# Goal
Pull each line holding the word "this" from the data.

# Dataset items
————
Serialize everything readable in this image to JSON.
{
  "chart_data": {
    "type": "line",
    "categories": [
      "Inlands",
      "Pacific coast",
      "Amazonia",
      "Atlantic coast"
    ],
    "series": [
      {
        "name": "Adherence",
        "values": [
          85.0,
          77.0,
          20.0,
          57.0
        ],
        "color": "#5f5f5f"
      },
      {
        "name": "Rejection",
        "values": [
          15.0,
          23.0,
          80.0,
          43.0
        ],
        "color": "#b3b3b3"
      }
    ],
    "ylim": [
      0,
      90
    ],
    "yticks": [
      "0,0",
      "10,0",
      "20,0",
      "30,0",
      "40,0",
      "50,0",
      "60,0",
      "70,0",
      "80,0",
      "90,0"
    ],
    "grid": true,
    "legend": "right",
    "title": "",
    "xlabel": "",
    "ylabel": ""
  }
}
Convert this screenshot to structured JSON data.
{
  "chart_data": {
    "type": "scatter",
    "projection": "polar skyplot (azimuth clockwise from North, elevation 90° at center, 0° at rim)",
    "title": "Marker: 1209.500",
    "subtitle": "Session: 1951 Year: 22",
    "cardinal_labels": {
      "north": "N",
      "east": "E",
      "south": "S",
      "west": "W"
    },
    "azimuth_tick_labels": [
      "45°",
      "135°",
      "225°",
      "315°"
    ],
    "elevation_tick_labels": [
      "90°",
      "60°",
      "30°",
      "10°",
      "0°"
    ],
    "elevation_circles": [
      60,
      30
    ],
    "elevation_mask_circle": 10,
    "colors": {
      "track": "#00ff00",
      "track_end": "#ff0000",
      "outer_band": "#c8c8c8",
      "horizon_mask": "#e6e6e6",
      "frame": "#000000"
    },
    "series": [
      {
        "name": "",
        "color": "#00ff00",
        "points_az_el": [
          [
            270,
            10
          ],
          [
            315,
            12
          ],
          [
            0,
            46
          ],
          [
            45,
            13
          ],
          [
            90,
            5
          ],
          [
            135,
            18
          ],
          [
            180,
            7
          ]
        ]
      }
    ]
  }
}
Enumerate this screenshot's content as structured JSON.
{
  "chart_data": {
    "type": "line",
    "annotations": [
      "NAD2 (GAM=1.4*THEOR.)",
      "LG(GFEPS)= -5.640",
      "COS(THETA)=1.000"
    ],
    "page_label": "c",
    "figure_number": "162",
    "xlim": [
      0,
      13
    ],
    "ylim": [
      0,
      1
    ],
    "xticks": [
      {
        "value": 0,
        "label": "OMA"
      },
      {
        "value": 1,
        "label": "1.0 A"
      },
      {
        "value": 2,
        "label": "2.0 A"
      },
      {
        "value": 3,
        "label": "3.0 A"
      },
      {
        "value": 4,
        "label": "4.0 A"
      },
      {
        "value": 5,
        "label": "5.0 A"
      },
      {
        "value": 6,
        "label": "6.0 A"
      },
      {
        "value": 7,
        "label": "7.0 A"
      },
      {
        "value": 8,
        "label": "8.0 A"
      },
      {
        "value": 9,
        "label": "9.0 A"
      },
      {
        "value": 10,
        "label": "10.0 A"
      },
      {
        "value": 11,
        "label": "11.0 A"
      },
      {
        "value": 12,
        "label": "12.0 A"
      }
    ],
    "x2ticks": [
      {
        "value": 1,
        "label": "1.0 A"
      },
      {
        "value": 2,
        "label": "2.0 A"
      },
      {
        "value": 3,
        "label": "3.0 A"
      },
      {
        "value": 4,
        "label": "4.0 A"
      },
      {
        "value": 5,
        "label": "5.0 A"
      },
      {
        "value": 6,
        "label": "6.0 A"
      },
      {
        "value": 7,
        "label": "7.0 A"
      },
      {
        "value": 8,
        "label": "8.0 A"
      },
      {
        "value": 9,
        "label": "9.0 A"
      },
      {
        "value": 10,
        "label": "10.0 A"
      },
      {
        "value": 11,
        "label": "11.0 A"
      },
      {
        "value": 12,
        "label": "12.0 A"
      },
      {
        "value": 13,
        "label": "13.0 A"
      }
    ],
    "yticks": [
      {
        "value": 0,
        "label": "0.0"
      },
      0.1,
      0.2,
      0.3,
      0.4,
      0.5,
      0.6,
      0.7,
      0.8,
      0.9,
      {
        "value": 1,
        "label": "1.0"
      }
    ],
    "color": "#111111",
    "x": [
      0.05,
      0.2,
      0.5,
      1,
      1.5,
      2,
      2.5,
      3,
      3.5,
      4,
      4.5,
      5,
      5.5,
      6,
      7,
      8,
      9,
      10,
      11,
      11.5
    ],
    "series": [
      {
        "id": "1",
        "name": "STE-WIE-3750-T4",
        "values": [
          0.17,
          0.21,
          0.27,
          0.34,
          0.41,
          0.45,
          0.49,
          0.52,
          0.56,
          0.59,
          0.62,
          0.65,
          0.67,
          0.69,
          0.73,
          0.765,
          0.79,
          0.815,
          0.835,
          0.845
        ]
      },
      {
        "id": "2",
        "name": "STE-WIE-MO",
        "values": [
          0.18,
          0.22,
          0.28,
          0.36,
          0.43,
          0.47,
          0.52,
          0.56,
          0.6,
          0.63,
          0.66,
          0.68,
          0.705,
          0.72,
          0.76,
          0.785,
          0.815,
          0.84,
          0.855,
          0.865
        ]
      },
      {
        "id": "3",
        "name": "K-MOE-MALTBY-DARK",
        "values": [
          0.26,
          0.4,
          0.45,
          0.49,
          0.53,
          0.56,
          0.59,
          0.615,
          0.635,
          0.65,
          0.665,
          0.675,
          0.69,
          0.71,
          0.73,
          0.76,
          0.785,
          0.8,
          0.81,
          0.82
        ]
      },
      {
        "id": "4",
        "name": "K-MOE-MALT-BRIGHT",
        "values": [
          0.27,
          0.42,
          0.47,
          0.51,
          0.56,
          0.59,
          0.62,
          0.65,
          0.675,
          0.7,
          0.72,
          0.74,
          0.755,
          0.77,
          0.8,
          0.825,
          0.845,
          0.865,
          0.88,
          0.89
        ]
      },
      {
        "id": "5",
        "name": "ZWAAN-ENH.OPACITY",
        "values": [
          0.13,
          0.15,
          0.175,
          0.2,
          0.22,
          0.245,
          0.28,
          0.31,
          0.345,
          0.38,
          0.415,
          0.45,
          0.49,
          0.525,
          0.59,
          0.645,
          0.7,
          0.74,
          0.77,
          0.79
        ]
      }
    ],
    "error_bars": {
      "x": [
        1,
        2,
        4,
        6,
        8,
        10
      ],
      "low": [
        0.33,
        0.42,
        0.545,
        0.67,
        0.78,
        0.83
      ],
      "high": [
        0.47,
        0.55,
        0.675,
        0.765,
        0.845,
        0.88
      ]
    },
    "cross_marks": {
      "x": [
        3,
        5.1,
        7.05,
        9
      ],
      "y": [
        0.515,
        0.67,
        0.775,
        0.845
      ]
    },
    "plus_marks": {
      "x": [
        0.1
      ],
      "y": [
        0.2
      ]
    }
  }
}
————
# Exercise solution
Serialize everything readable in this image to JSON.
Convert this screenshot to structured JSON data.
Enumerate this screenshot's content as structured JSON.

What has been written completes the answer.